## Task brief
Rewrite the lines in all of the rows below as a Markdown table with two columns, Number and Line. Give each line its number and leave out any blank lines.

## Stored data
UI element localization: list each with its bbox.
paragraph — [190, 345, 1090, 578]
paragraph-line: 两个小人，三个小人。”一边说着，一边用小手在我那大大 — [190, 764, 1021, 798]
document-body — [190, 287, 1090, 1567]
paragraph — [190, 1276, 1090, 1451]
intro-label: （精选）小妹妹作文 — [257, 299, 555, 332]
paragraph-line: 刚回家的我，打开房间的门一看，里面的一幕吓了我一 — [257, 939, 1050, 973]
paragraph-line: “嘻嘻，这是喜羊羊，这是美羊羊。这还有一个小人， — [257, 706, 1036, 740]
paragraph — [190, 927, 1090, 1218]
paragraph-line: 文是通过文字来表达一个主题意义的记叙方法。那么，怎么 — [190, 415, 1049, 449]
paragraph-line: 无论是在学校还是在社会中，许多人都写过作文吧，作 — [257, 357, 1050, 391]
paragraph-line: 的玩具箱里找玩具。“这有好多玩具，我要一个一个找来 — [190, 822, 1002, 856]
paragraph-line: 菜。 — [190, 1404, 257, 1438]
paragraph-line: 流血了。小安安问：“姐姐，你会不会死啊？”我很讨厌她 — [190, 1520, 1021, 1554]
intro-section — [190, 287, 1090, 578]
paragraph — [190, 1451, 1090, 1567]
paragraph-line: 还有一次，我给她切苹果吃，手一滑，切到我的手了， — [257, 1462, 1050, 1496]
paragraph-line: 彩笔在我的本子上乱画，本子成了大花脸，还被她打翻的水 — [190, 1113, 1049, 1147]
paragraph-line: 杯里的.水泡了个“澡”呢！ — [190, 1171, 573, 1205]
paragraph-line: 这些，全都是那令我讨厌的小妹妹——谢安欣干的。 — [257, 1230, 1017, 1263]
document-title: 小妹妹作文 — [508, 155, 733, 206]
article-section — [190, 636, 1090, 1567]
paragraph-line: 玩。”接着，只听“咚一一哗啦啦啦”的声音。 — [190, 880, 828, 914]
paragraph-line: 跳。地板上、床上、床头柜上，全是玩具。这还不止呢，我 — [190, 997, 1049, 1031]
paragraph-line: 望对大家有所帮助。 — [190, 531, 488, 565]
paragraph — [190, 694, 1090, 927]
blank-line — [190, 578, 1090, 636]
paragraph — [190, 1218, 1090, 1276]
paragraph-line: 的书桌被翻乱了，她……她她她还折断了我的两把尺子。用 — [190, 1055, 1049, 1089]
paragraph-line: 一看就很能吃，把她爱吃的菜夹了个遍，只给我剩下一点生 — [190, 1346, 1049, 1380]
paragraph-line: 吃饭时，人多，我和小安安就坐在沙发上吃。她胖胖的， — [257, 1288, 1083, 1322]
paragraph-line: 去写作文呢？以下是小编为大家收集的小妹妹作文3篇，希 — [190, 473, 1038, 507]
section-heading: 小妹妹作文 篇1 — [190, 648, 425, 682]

## Written solution
| Number | Line |
|---|---|
| 1 | UI element localization: list each with its bbox. |
| 2 | paragraph — [190, 345, 1090, 578] |
| 3 | paragraph-line: 两个小人，三个小人。”一边说着，一边用小手在我那大大 — [190, 764, 1021, 798] |
| 4 | document-body — [190, 287, 1090, 1567] |
| 5 | paragraph — [190, 1276, 1090, 1451] |
| 6 | intro-label: （精选）小妹妹作文 — [257, 299, 555, 332] |
| 7 | paragraph-line: 刚回家的我，打开房间的门一看，里面的一幕吓了我一 — [257, 939, 1050, 973] |
| 8 | paragraph-line: “嘻嘻，这是喜羊羊，这是美羊羊。这还有一个小人， — [257, 706, 1036, 740] |
| 9 | paragraph — [190, 927, 1090, 1218] |
| 10 | paragraph-line: 文是通过文字来表达一个主题意义的记叙方法。那么，怎么 — [190, 415, 1049, 449] |
| 11 | paragraph-line: 无论是在学校还是在社会中，许多人都写过作文吧，作 — [257, 357, 1050, 391] |
| 12 | paragraph-line: 的玩具箱里找玩具。“这有好多玩具，我要一个一个找来 — [190, 822, 1002, 856] |
| 13 | paragraph-line: 菜。 — [190, 1404, 257, 1438] |
| 14 | paragraph-line: 流血了。小安安问：“姐姐，你会不会死啊？”我很讨厌她 — [190, 1520, 1021, 1554] |
| 15 | intro-section — [190, 287, 1090, 578] |
| 16 | paragraph — [190, 1451, 1090, 1567] |
| 17 | paragraph-line: 还有一次，我给她切苹果吃，手一滑，切到我的手了， — [257, 1462, 1050, 1496] |
| 18 | paragraph-line: 彩笔在我的本子上乱画，本子成了大花脸，还被她打翻的水 — [190, 1113, 1049, 1147] |
| 19 | paragraph-line: 杯里的.水泡了个“澡”呢！ — [190, 1171, 573, 1205] |
| 20 | paragraph-line: 这些，全都是那令我讨厌的小妹妹——谢安欣干的。 — [257, 1230, 1017, 1263] |
| 21 | document-title: 小妹妹作文 — [508, 155, 733, 206] |
| 22 | article-section — [190, 636, 1090, 1567] |
| 23 | paragraph-line: 玩。”接着，只听“咚一一哗啦啦啦”的声音。 — [190, 880, 828, 914] |
| 24 | paragraph-line: 跳。地板上、床上、床头柜上，全是玩具。这还不止呢，我 — [190, 997, 1049, 1031] |
| 25 | paragraph-line: 望对大家有所帮助。 — [190, 531, 488, 565] |
| 26 | paragraph — [190, 694, 1090, 927] |
| 27 | blank-line — [190, 578, 1090, 636] |
| 28 | paragraph — [190, 1218, 1090, 1276] |
| 29 | paragraph-line: 的书桌被翻乱了，她……她她她还折断了我的两把尺子。用 — [190, 1055, 1049, 1089] |
| 30 | paragraph-line: 一看就很能吃，把她爱吃的菜夹了个遍，只给我剩下一点生 — [190, 1346, 1049, 1380] |
| 31 | paragraph-line: 吃饭时，人多，我和小安安就坐在沙发上吃。她胖胖的， — [257, 1288, 1083, 1322] |
| 32 | paragraph-line: 去写作文呢？以下是小编为大家收集的小妹妹作文3篇，希 — [190, 473, 1038, 507] |
| 33 | section-heading: 小妹妹作文 篇1 — [190, 648, 425, 682] |